• TASK: From the entries below, tally how many lines contain "símbolos" and report only that figure.

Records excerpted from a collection
*-*-*

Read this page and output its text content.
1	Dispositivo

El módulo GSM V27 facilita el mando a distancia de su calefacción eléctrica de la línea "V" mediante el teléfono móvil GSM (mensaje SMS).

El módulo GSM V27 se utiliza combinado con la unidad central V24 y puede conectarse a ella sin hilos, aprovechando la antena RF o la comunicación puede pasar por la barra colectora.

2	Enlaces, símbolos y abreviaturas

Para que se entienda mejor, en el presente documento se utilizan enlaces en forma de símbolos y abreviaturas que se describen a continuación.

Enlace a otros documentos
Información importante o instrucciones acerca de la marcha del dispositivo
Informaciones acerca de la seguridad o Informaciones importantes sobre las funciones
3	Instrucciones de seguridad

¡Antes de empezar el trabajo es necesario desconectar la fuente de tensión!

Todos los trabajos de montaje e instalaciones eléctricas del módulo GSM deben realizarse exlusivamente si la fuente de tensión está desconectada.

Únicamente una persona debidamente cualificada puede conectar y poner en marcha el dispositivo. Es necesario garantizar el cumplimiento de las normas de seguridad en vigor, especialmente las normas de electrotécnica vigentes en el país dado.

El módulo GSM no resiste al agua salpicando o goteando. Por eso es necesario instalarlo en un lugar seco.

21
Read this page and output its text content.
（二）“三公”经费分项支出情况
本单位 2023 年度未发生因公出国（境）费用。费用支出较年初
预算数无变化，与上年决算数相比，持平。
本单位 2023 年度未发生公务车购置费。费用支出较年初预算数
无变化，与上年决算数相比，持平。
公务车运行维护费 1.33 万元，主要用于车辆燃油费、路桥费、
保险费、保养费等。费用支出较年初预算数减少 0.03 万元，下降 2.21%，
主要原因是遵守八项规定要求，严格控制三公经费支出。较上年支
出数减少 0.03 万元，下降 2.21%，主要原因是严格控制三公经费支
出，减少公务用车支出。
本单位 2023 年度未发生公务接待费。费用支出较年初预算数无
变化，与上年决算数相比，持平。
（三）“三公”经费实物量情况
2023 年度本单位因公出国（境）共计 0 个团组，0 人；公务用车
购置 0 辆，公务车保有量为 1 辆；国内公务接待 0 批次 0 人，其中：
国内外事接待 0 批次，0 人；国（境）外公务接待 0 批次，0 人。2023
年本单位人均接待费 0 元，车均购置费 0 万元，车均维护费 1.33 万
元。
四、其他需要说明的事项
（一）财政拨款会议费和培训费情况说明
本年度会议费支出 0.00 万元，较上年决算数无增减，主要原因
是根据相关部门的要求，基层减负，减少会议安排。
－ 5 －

*-*-*

• EXERCISE SOLUTION: 2